Data items:
------------------------------------------------------------
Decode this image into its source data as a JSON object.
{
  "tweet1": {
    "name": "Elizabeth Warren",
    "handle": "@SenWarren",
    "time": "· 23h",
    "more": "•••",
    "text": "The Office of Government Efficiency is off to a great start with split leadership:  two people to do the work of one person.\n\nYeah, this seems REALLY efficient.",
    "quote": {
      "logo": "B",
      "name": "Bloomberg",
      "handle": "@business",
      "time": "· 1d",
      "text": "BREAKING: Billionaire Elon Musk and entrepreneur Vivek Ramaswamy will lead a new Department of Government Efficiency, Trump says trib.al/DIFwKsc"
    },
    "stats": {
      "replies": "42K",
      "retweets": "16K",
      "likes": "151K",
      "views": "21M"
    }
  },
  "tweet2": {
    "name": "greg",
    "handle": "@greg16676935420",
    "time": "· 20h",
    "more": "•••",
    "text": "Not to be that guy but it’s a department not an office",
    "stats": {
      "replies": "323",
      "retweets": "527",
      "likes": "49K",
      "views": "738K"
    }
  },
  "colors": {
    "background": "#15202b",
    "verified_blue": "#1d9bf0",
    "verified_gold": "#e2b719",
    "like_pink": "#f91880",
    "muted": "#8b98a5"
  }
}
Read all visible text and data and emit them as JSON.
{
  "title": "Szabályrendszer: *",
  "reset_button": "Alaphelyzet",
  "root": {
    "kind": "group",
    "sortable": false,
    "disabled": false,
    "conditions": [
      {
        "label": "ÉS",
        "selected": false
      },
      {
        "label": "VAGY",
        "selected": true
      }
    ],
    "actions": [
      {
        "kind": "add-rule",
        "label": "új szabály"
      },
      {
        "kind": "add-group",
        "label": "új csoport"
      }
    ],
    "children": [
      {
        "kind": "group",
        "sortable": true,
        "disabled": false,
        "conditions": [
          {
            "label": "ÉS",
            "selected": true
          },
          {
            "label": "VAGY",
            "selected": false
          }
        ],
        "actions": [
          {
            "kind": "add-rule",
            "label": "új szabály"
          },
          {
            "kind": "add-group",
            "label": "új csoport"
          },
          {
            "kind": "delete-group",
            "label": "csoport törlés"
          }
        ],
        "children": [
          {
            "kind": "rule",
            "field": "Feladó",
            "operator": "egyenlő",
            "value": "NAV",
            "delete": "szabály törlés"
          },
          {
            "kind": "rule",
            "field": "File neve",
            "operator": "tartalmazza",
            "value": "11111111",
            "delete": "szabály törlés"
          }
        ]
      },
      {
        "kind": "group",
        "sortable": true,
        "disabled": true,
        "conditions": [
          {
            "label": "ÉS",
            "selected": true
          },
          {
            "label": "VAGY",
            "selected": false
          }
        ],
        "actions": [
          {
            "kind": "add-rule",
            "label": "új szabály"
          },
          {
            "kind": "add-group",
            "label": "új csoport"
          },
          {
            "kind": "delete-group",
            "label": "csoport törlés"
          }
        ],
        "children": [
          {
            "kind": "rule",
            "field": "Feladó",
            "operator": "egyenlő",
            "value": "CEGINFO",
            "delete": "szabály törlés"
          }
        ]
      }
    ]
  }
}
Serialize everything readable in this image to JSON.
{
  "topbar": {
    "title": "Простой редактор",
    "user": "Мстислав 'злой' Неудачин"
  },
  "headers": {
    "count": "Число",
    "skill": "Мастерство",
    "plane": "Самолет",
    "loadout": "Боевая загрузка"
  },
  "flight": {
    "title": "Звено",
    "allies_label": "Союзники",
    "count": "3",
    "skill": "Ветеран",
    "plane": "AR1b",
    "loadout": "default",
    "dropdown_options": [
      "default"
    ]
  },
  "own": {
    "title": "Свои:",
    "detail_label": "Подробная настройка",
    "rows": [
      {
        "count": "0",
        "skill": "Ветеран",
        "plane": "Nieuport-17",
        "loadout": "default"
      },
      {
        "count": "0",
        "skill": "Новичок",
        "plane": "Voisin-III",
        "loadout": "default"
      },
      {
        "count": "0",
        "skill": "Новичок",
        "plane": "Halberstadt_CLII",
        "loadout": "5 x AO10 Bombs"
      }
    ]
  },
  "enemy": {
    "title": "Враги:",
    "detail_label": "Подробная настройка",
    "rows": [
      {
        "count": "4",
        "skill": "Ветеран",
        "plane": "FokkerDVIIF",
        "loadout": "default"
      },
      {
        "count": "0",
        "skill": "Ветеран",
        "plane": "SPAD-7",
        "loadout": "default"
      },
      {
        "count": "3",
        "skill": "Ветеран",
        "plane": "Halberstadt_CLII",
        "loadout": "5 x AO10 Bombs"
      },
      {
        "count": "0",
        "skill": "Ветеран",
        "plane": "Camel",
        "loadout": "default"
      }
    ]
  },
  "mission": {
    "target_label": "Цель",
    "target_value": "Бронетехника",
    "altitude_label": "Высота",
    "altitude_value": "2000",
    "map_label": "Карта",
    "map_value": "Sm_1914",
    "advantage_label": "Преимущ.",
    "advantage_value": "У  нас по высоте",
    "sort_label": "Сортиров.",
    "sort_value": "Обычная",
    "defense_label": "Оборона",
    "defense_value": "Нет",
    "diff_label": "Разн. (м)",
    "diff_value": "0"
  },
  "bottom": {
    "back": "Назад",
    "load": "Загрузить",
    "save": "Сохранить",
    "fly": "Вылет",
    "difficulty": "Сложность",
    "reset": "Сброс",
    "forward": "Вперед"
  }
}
------------------------------------------------------------
# GIVEN INSTRUCTION
Reproduce the listing above verbatim, from first line to last.

# WRITTEN SOLUTION
Decode this image into its source data as a JSON object.
{
  "tweet1": {
    "name": "Elizabeth Warren",
    "handle": "@SenWarren",
    "time": "· 23h",
    "more": "•••",
    "text": "The Office of Government Efficiency is off to a great start with split leadership:  two people to do the work of one person.\n\nYeah, this seems REALLY efficient.",
    "quote": {
      "logo": "B",
      "name": "Bloomberg",
      "handle": "@business",
      "time": "· 1d",
      "text": "BREAKING: Billionaire Elon Musk and entrepreneur Vivek Ramaswamy will lead a new Department of Government Efficiency, Trump says trib.al/DIFwKsc"
    },
    "stats": {
      "replies": "42K",
      "retweets": "16K",
      "likes": "151K",
      "views": "21M"
    }
  },
  "tweet2": {
    "name": "greg",
    "handle": "@greg16676935420",
    "time": "· 20h",
    "more": "•••",
    "text": "Not to be that guy but it’s a department not an office",
    "stats": {
      "replies": "323",
      "retweets": "527",
      "likes": "49K",
      "views": "738K"
    }
  },
  "colors": {
    "background": "#15202b",
    "verified_blue": "#1d9bf0",
    "verified_gold": "#e2b719",
    "like_pink": "#f91880",
    "muted": "#8b98a5"
  }
}
Read all visible text and data and emit them as JSON.
{
  "title": "Szabályrendszer: *",
  "reset_button": "Alaphelyzet",
  "root": {
    "kind": "group",
    "sortable": false,
    "disabled": false,
    "conditions": [
      {
        "label": "ÉS",
        "selected": false
      },
      {
        "label": "VAGY",
        "selected": true
      }
    ],
    "actions": [
      {
        "kind": "add-rule",
        "label": "új szabály"
      },
      {
        "kind": "add-group",
        "label": "új csoport"
      }
    ],
    "children": [
      {
        "kind": "group",
        "sortable": true,
        "disabled": false,
        "conditions": [
          {
            "label": "ÉS",
            "selected": true
          },
          {
            "label": "VAGY",
            "selected": false
          }
        ],
        "actions": [
          {
            "kind": "add-rule",
            "label": "új szabály"
          },
          {
            "kind": "add-group",
            "label": "új csoport"
          },
          {
            "kind": "delete-group",
            "label": "csoport törlés"
          }
        ],
        "children": [
          {
            "kind": "rule",
            "field": "Feladó",
            "operator": "egyenlő",
            "value": "NAV",
            "delete": "szabály törlés"
          },
          {
            "kind": "rule",
            "field": "File neve",
            "operator": "tartalmazza",
            "value": "11111111",
            "delete": "szabály törlés"
          }
        ]
      },
      {
        "kind": "group",
        "sortable": true,
        "disabled": true,
        "conditions": [
          {
            "label": "ÉS",
            "selected": true
          },
          {
            "label": "VAGY",
            "selected": false
          }
        ],
        "actions": [
          {
            "kind": "add-rule",
            "label": "új szabály"
          },
          {
            "kind": "add-group",
            "label": "új csoport"
          },
          {
            "kind": "delete-group",
            "label": "csoport törlés"
          }
        ],
        "children": [
          {
            "kind": "rule",
            "field": "Feladó",
            "operator": "egyenlő",
            "value": "CEGINFO",
            "delete": "szabály törlés"
          }
        ]
      }
    ]
  }
}
Serialize everything readable in this image to JSON.
{
  "topbar": {
    "title": "Простой редактор",
    "user": "Мстислав 'злой' Неудачин"
  },
  "headers": {
    "count": "Число",
    "skill": "Мастерство",
    "plane": "Самолет",
    "loadout": "Боевая загрузка"
  },
  "flight": {
    "title": "Звено",
    "allies_label": "Союзники",
    "count": "3",
    "skill": "Ветеран",
    "plane": "AR1b",
    "loadout": "default",
    "dropdown_options": [
      "default"
    ]
  },
  "own": {
    "title": "Свои:",
    "detail_label": "Подробная настройка",
    "rows": [
      {
        "count": "0",
        "skill": "Ветеран",
        "plane": "Nieuport-17",
        "loadout": "default"
      },
      {
        "count": "0",
        "skill": "Новичок",
        "plane": "Voisin-III",
        "loadout": "default"
      },
      {
        "count": "0",
        "skill": "Новичок",
        "plane": "Halberstadt_CLII",
        "loadout": "5 x AO10 Bombs"
      }
    ]
  },
  "enemy": {
    "title": "Враги:",
    "detail_label": "Подробная настройка",
    "rows": [
      {
        "count": "4",
        "skill": "Ветеран",
        "plane": "FokkerDVIIF",
        "loadout": "default"
      },
      {
        "count": "0",
        "skill": "Ветеран",
        "plane": "SPAD-7",
        "loadout": "default"
      },
      {
        "count": "3",
        "skill": "Ветеран",
        "plane": "Halberstadt_CLII",
        "loadout": "5 x AO10 Bombs"
      },
      {
        "count": "0",
        "skill": "Ветеран",
        "plane": "Camel",
        "loadout": "default"
      }
    ]
  },
  "mission": {
    "target_label": "Цель",
    "target_value": "Бронетехника",
    "altitude_label": "Высота",
    "altitude_value": "2000",
    "map_label": "Карта",
    "map_value": "Sm_1914",
    "advantage_label": "Преимущ.",
    "advantage_value": "У  нас по высоте",
    "sort_label": "Сортиров.",
    "sort_value": "Обычная",
    "defense_label": "Оборона",
    "defense_value": "Нет",
    "diff_label": "Разн. (м)",
    "diff_value": "0"
  },
  "bottom": {
    "back": "Назад",
    "load": "Загрузить",
    "save": "Сохранить",
    "fly": "Вылет",
    "difficulty": "Сложность",
    "reset": "Сброс",
    "forward": "Вперед"
  }
}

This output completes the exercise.